■ **REQUIREMENTS**
Tally the lines in the data that follows that include the word "plants", and report nothing but the total.
--- Start of MATERIAL SHOWN ---
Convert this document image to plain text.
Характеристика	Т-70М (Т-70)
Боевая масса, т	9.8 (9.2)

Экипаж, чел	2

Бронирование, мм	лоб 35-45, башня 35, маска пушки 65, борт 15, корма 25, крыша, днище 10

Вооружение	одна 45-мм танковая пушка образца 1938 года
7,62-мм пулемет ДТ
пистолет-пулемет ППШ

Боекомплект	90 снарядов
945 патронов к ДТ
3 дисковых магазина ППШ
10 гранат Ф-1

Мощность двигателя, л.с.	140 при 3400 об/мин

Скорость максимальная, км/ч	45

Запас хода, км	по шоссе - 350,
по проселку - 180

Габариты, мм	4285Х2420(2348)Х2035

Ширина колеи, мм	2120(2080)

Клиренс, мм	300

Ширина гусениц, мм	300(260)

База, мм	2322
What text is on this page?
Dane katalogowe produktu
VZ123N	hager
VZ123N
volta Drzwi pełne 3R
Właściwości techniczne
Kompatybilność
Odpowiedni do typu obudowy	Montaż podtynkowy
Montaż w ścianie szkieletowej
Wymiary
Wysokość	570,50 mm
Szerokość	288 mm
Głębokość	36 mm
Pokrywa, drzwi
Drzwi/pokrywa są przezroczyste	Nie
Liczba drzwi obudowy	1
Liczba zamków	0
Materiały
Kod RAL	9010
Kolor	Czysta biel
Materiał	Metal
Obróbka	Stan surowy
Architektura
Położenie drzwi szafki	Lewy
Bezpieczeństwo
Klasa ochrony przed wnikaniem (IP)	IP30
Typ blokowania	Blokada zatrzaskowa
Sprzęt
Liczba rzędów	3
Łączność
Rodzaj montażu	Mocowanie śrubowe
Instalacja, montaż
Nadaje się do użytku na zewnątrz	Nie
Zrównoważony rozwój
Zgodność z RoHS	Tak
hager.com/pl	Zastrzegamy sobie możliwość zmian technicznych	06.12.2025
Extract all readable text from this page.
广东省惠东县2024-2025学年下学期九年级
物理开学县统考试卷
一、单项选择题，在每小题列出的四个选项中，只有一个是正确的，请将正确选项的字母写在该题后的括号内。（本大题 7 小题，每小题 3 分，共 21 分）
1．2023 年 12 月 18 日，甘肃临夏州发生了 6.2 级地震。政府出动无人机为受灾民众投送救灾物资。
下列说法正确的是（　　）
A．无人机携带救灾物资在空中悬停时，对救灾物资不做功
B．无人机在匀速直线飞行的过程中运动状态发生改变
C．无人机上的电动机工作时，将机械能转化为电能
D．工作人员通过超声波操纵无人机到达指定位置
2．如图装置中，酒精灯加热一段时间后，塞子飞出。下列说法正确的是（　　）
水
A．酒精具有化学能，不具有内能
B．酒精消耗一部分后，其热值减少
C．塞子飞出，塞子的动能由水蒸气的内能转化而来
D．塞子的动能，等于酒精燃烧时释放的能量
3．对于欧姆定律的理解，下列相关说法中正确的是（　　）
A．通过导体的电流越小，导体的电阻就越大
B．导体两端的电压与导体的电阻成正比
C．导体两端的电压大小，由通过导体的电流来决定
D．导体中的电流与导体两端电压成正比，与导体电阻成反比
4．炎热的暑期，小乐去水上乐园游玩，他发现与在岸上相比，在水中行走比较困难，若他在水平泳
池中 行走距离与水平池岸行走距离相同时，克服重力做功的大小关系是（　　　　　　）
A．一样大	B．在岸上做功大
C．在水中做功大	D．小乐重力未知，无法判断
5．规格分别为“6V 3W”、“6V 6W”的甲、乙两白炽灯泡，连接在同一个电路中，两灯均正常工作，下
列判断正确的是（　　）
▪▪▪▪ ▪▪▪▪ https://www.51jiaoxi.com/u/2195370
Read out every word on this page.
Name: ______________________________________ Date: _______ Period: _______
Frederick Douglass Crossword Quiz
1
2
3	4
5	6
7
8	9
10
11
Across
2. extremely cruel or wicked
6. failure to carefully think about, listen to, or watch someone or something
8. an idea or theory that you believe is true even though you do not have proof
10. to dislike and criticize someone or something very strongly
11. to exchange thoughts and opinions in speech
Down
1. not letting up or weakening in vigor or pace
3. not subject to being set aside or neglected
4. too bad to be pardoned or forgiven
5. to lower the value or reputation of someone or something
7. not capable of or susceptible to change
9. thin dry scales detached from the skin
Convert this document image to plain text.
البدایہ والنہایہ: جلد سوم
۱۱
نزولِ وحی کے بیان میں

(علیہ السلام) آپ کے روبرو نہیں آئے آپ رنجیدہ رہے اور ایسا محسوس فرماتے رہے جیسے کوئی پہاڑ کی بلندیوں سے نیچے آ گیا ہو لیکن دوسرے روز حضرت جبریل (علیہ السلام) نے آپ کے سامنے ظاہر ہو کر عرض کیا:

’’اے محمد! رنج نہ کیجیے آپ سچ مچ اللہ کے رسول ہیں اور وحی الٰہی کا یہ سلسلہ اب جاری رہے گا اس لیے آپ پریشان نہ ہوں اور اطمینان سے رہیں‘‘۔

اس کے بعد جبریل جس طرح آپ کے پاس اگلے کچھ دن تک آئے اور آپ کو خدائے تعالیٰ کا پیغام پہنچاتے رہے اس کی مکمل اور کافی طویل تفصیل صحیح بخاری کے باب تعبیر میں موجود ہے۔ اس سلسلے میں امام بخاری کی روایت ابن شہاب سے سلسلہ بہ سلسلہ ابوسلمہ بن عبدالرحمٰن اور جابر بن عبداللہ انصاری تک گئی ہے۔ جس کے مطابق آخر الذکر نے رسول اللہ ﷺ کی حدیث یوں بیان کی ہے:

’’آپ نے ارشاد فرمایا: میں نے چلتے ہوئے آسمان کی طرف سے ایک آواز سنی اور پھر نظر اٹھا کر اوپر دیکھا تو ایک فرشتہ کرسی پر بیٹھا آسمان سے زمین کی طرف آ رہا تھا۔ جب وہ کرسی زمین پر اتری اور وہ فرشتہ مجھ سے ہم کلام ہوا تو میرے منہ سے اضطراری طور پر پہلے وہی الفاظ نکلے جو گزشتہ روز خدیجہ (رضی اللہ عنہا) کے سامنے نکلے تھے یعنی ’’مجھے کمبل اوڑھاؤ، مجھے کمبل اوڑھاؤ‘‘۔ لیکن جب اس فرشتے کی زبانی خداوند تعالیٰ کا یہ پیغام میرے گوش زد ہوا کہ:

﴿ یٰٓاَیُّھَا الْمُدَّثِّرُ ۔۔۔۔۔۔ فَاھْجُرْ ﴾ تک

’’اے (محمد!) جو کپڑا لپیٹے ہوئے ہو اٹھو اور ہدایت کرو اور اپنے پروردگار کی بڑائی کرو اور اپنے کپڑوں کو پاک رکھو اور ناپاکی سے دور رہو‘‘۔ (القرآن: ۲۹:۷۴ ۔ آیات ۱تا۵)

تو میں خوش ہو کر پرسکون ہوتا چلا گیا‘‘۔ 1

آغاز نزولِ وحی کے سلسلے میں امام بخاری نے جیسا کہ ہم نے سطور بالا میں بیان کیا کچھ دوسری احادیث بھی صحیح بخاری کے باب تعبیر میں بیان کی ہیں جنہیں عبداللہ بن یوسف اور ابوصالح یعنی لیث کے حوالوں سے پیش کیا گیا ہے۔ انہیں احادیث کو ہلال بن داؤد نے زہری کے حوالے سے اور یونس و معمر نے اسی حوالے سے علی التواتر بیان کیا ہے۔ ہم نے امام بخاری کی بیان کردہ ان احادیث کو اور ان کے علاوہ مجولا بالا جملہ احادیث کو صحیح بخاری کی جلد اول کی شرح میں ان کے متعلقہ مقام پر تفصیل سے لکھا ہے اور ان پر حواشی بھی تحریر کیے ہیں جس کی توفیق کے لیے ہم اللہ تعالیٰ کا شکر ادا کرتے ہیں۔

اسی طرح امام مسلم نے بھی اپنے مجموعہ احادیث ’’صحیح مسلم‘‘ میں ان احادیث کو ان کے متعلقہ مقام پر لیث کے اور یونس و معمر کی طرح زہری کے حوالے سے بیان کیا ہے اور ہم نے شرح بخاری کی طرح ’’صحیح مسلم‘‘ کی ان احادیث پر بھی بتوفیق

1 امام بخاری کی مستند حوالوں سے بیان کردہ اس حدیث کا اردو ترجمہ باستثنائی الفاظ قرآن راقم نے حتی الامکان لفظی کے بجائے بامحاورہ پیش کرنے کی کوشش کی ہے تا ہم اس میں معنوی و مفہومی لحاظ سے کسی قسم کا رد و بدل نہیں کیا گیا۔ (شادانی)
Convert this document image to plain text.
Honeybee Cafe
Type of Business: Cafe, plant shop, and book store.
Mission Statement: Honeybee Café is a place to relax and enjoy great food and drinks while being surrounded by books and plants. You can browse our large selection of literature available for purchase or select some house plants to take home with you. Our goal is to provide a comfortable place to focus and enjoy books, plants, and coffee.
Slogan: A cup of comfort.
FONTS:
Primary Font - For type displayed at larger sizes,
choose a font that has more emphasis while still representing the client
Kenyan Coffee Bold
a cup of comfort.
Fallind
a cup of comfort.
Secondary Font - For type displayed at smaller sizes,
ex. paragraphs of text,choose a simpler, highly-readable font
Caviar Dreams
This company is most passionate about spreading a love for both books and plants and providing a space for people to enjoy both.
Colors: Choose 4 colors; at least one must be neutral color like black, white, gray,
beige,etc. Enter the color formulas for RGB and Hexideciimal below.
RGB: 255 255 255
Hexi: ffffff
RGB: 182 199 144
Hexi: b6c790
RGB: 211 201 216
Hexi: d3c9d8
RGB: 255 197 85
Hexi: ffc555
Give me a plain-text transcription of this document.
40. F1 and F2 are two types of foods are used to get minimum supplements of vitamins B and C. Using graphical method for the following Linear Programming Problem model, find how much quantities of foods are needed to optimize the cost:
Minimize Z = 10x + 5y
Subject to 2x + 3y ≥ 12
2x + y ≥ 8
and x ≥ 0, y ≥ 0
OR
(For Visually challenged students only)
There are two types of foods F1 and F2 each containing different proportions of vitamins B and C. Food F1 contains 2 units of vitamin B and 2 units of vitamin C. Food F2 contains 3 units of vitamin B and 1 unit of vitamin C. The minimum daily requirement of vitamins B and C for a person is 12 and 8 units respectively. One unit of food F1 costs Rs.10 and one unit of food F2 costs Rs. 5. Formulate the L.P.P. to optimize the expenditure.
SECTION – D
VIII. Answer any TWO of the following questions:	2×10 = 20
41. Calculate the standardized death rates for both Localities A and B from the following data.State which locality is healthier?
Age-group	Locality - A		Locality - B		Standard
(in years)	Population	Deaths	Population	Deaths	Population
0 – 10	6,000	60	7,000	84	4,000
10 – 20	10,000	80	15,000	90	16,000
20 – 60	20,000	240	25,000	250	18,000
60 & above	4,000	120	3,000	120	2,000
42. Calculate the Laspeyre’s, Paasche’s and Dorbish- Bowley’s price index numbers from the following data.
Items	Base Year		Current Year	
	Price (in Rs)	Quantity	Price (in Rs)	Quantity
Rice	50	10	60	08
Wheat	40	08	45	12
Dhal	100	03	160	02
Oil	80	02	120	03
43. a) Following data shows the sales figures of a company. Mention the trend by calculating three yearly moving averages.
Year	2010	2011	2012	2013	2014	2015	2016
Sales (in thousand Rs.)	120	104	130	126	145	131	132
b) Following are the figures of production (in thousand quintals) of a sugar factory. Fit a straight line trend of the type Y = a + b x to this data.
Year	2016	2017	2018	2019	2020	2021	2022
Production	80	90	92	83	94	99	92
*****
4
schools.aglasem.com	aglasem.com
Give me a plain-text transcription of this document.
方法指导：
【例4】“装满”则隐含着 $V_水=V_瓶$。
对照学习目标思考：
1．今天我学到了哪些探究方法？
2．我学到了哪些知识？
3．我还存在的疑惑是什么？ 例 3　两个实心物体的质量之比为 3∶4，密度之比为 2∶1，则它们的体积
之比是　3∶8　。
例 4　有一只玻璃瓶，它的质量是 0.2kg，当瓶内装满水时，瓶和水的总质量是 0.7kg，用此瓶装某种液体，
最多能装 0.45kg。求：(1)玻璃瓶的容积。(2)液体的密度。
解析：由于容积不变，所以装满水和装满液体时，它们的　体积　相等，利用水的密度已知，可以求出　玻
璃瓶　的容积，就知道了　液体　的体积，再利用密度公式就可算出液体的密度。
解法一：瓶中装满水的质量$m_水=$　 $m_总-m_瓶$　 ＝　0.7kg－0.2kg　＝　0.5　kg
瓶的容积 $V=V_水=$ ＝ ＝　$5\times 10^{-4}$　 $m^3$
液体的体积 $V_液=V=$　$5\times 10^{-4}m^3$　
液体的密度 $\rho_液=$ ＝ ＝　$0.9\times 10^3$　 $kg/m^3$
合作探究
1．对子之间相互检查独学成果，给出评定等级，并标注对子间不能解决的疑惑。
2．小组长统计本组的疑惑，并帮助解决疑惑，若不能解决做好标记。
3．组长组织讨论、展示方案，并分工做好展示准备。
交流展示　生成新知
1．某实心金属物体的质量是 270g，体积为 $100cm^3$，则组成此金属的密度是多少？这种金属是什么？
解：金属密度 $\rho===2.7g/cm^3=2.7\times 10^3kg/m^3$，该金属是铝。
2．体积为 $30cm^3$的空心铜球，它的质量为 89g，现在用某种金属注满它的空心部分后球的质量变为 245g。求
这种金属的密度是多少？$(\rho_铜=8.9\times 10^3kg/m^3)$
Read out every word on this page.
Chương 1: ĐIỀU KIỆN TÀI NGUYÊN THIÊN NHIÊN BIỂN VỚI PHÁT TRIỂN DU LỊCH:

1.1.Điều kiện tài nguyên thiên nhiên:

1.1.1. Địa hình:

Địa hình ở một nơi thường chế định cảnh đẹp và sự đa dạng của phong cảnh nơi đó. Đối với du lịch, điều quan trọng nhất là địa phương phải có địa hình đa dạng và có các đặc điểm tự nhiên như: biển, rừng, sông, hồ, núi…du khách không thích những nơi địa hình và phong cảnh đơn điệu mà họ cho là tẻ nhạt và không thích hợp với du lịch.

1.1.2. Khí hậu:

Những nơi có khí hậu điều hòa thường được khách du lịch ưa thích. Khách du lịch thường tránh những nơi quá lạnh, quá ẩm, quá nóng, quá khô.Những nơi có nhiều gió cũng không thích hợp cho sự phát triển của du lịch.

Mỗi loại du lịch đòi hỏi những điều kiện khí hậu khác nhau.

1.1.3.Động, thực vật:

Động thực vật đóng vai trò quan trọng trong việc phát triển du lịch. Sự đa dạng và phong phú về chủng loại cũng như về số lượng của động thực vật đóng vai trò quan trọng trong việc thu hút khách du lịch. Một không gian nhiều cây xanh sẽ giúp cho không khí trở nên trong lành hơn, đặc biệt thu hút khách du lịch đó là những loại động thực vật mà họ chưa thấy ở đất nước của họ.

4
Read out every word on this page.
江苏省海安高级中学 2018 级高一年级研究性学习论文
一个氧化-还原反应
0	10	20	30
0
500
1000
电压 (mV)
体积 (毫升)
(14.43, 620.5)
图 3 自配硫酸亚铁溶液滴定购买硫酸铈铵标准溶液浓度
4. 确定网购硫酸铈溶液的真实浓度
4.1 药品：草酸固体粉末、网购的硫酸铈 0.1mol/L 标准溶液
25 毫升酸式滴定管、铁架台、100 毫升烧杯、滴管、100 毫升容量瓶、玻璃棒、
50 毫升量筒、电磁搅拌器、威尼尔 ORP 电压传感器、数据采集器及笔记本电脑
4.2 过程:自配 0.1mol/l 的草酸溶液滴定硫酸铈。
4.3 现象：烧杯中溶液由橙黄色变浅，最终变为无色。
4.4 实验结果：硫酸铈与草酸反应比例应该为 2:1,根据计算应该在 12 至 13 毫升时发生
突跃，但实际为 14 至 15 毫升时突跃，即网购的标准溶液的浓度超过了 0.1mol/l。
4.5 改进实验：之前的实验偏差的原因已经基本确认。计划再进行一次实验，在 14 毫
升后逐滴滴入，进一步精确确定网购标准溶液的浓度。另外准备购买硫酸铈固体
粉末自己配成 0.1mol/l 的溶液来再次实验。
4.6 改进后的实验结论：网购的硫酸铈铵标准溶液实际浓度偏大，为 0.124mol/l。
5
--- End of MATERIAL SHOWN ---
■ **FINISHED ANSWER**
2